◆ **INSTRUCTIONS FOR THE TASK**
Pull each line holding "opposed" out of the entries below.

>> BEGIN STORED ROWS

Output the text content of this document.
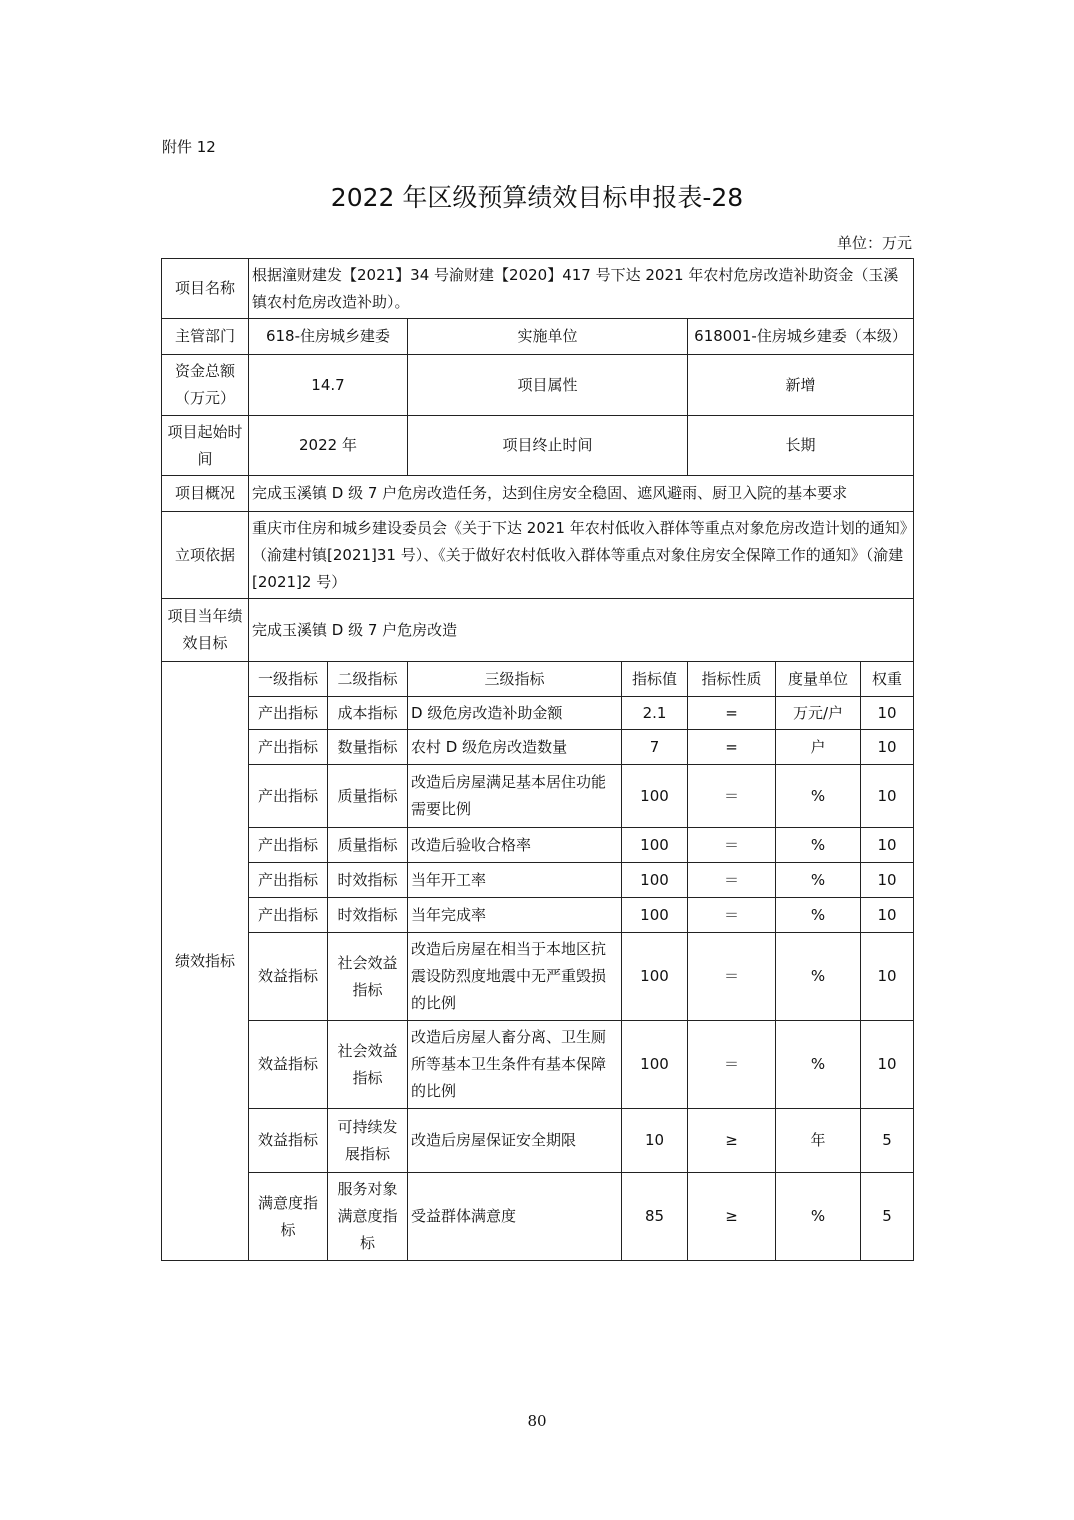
附件 12
2022 年区级预算绩效目标申报表-28
单位：万元
项目名称	根据潼财建发【2021】34 号渝财建【2020】417 号下达 2021 年农村危房改造补助资金（玉溪镇农村危房改造补助）。						
主管部门	618-住房城乡建委		实施单位		618001-住房城乡建委（本级）		
资金总额（万元）	14.7		项目属性		新增		
项目起始时间	2022 年		项目终止时间		长期		
项目概况	完成玉溪镇 D 级 7 户危房改造任务，达到住房安全稳固、遮风避雨、厨卫入院的基本要求						
立项依据	重庆市住房和城乡建设委员会《关于下达 2021 年农村低收入群体等重点对象危房改造计划的通知》（渝建村镇[2021]31 号）、《关于做好农村低收入群体等重点对象住房安全保障工作的通知》（渝建[2021]2 号）						
项目当年绩效目标	完成玉溪镇 D 级 7 户危房改造						
绩效指标	一级指标	二级指标	三级指标	指标值	指标性质	度量单位	权重
	产出指标	成本指标	D 级危房改造补助金额	2.1	=	万元/户	10
	产出指标	数量指标	农村 D 级危房改造数量	7	=	户	10
	产出指标	质量指标	改造后房屋满足基本居住功能需要比例	100	＝	%	10
	产出指标	质量指标	改造后验收合格率	100	＝	%	10
	产出指标	时效指标	当年开工率	100	＝	%	10
	产出指标	时效指标	当年完成率	100	＝	%	10
	效益指标	社会效益指标	改造后房屋在相当于本地区抗震设防烈度地震中无严重毁损的比例	100	＝	%	10
	效益指标	社会效益指标	改造后房屋人畜分离、卫生厕所等基本卫生条件有基本保障的比例	100	＝	%	10
	效益指标	可持续发展指标	改造后房屋保证安全期限	10	≥	年	5
	满意度指标	服务对象满意度指标	受益群体满意度	85	≥	%	5
80
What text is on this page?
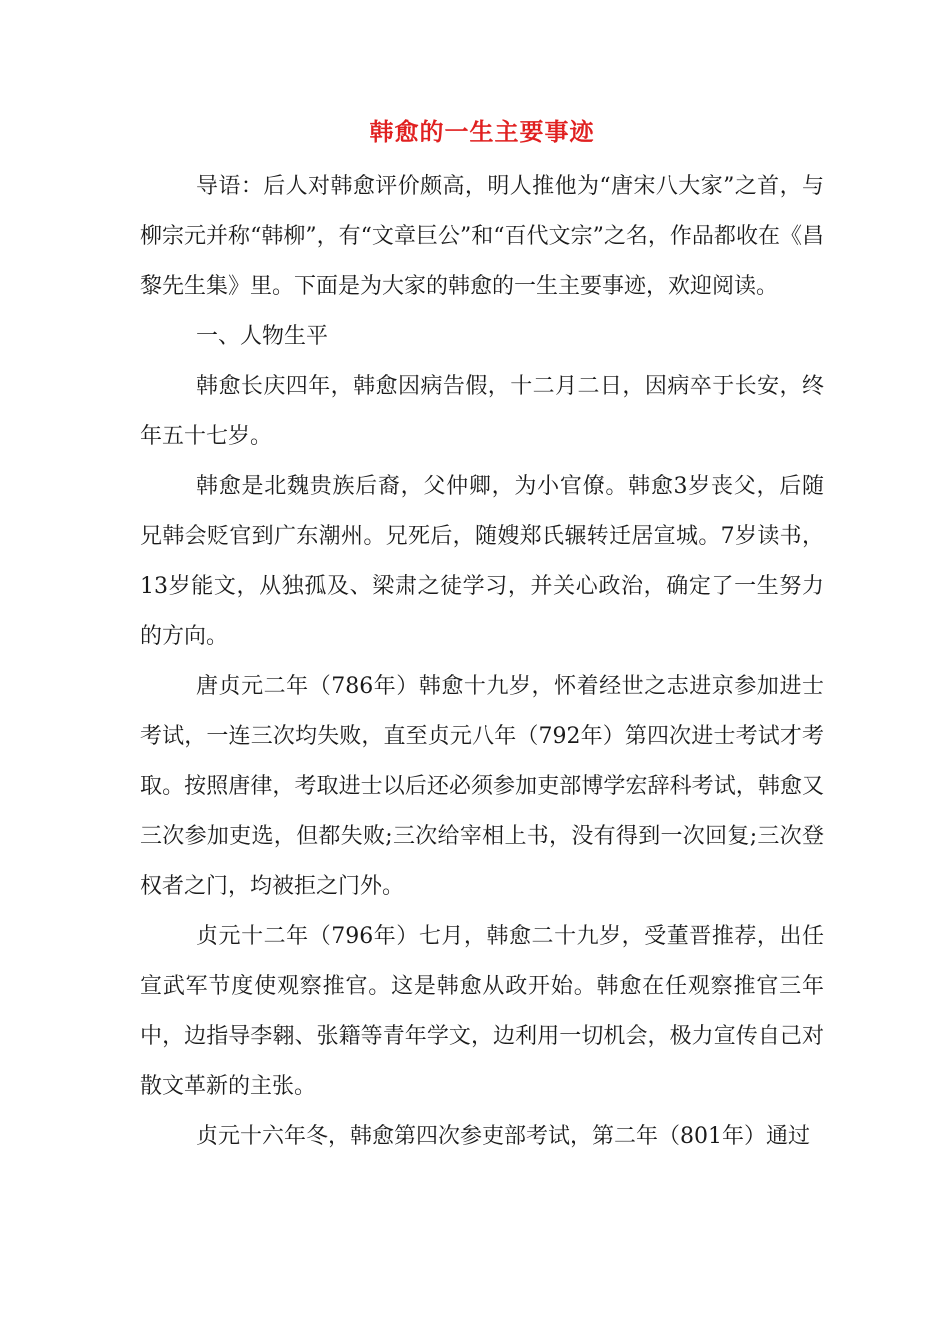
韩愈的一生主要事迹

导语：后人对韩愈评价颇高，明人推他为“唐宋八大家”之首，与柳宗元并称“韩柳”，有“文章巨公”和“百代文宗”之名，作品都收在《昌黎先生集》里。下面是为大家的韩愈的一生主要事迹，欢迎阅读。

一、人物生平

韩愈长庆四年，韩愈因病告假，十二月二日，因病卒于长安，终年五十七岁。

韩愈是北魏贵族后裔，父仲卿，为小官僚。韩愈3岁丧父，后随兄韩会贬官到广东潮州。兄死后，随嫂郑氏辗转迁居宣城。7岁读书，13岁能文，从独孤及、梁肃之徒学习，并关心政治，确定了一生努力的方向。

唐贞元二年（786年）韩愈十九岁，怀着经世之志进京参加进士考试，一连三次均失败，直至贞元八年（792年）第四次进士考试才考取。按照唐律，考取进士以后还必须参加吏部博学宏辞科考试，韩愈又三次参加吏选，但都失败;三次给宰相上书，没有得到一次回复;三次登权者之门，均被拒之门外。

贞元十二年（796年）七月，韩愈二十九岁，受董晋推荐，出任宣武军节度使观察推官。这是韩愈从政开始。韩愈在任观察推官三年中，边指导李翱、张籍等青年学文，边利用一切机会，极力宣传自己对散文革新的主张。

贞元十六年冬，韩愈第四次参吏部考试，第二年（801年）通过
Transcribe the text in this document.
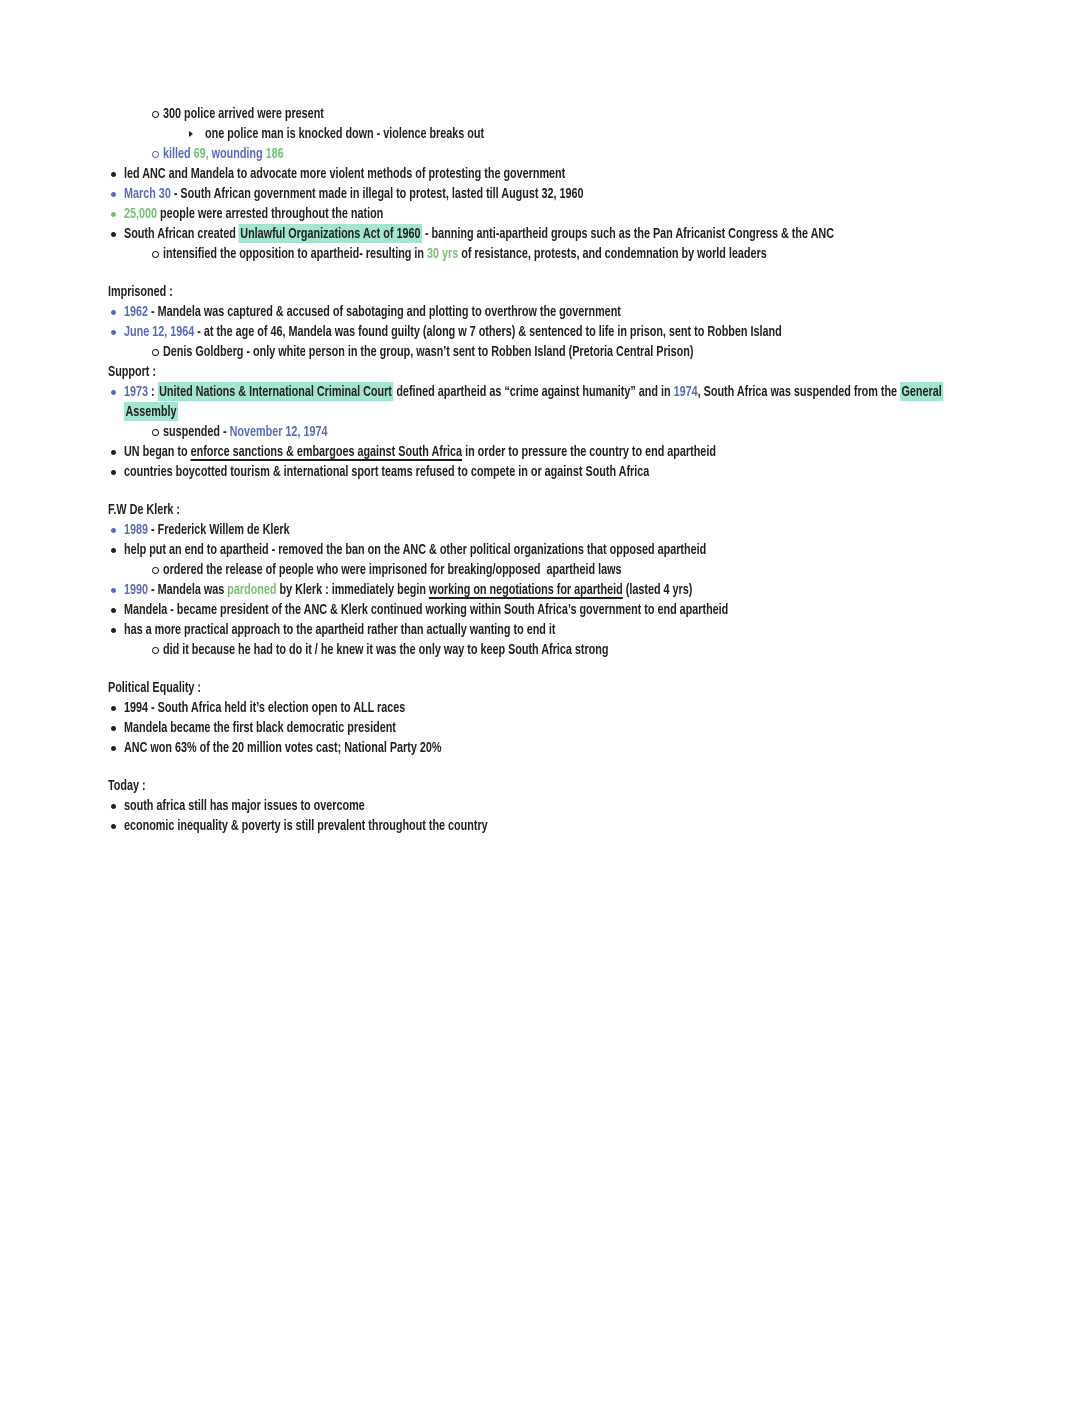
300 police arrived were present
one police man is knocked down - violence breaks out
killed 69, wounding 186
led ANC and Mandela to advocate more violent methods of protesting the government
March 30 - South African government made in illegal to protest, lasted till August 32, 1960
25,000 people were arrested throughout the nation
South African created Unlawful Organizations Act of 1960 - banning anti-apartheid groups such as the Pan Africanist Congress & the ANC
intensified the opposition to apartheid- resulting in 30 yrs of resistance, protests, and condemnation by world leaders
Imprisoned :
1962 - Mandela was captured & accused of sabotaging and plotting to overthrow the government
June 12, 1964 - at the age of 46, Mandela was found guilty (along w 7 others) & sentenced to life in prison, sent to Robben Island
Denis Goldberg - only white person in the group, wasn’t sent to Robben Island (Pretoria Central Prison)
Support :
1973 : United Nations & International Criminal Court defined apartheid as “crime against humanity” and in 1974, South Africa was suspended from the General
Assembly
suspended - November 12, 1974
UN began to enforce sanctions & embargoes against South Africa in order to pressure the country to end apartheid
countries boycotted tourism & international sport teams refused to compete in or against South Africa
F.W De Klerk :
1989 - Frederick Willem de Klerk
help put an end to apartheid - removed the ban on the ANC & other political organizations that opposed apartheid
ordered the release of people who were imprisoned for breaking/opposed  apartheid laws
1990 - Mandela was pardoned by Klerk : immediately begin working on negotiations for apartheid (lasted 4 yrs)
Mandela - became president of the ANC & Klerk continued working within South Africa’s government to end apartheid
has a more practical approach to the apartheid rather than actually wanting to end it
did it because he had to do it / he knew it was the only way to keep South Africa strong
Political Equality :
1994 - South Africa held it’s election open to ALL races
Mandela became the first black democratic president
ANC won 63% of the 20 million votes cast; National Party 20%
Today :
south africa still has major issues to overcome
economic inequality & poverty is still prevalent throughout the country
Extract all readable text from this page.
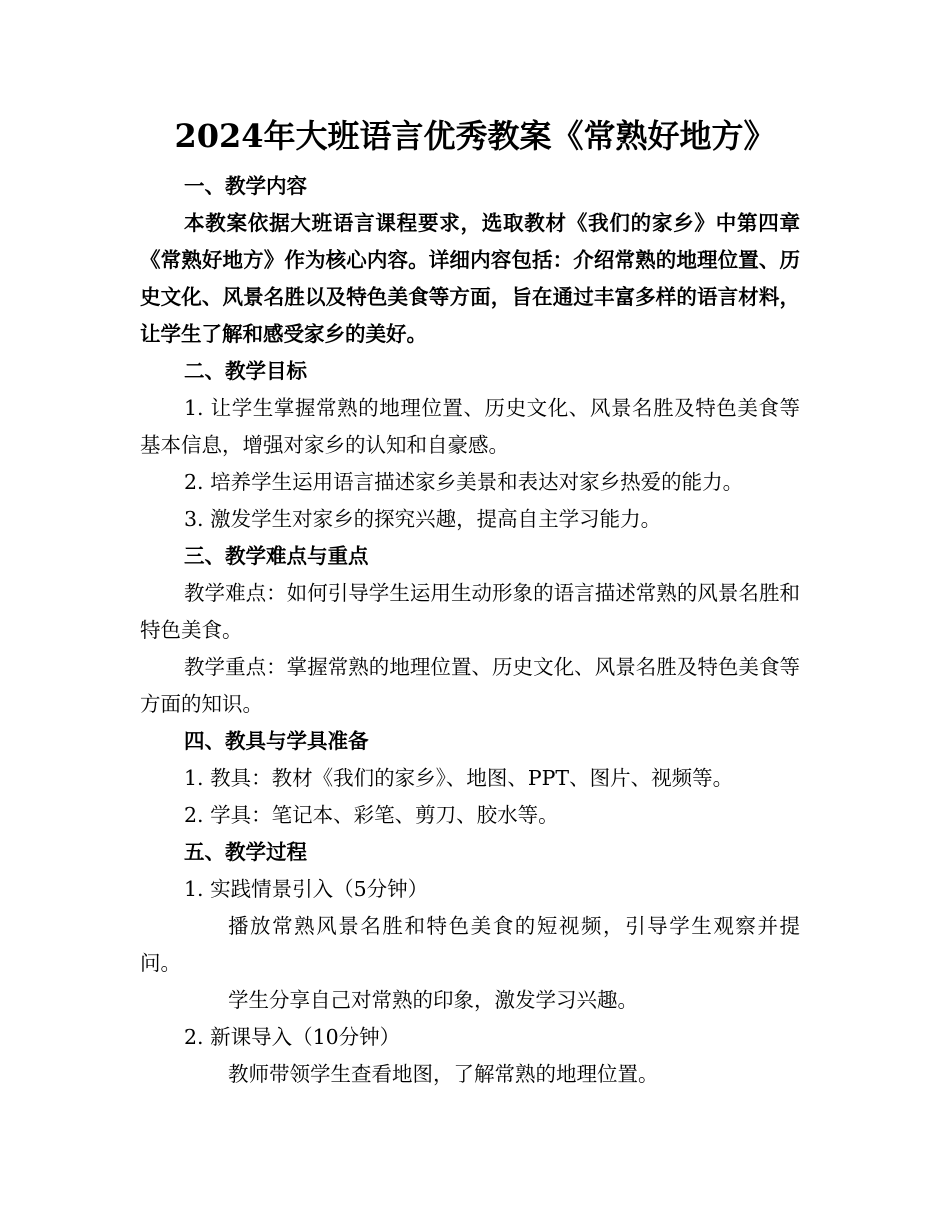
2024年大班语言优秀教案《常熟好地方》

一、教学内容

本教案依据大班语言课程要求，选取教材《我们的家乡》中第四章《常熟好地方》作为核心内容。详细内容包括：介绍常熟的地理位置、历史文化、风景名胜以及特色美食等方面，旨在通过丰富多样的语言材料，让学生了解和感受家乡的美好。

二、教学目标

1. 让学生掌握常熟的地理位置、历史文化、风景名胜及特色美食等基本信息，增强对家乡的认知和自豪感。

2. 培养学生运用语言描述家乡美景和表达对家乡热爱的能力。

3. 激发学生对家乡的探究兴趣，提高自主学习能力。

三、教学难点与重点

教学难点：如何引导学生运用生动形象的语言描述常熟的风景名胜和特色美食。

教学重点：掌握常熟的地理位置、历史文化、风景名胜及特色美食等方面的知识。

四、教具与学具准备

1. 教具：教材《我们的家乡》、地图、PPT、图片、视频等。

2. 学具：笔记本、彩笔、剪刀、胶水等。

五、教学过程

1. 实践情景引入（5分钟）

播放常熟风景名胜和特色美食的短视频，引导学生观察并提问。

学生分享自己对常熟的印象，激发学习兴趣。

2. 新课导入（10分钟）

教师带领学生查看地图，了解常熟的地理位置。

>> END STORED ROWS

◆ **REPLY TO THE EXERCISE**
help put an end to apartheid - removed the ban on the ANC & other political organizations that opposed apartheid
ordered the release of people who were imprisoned for breaking/opposed  apartheid laws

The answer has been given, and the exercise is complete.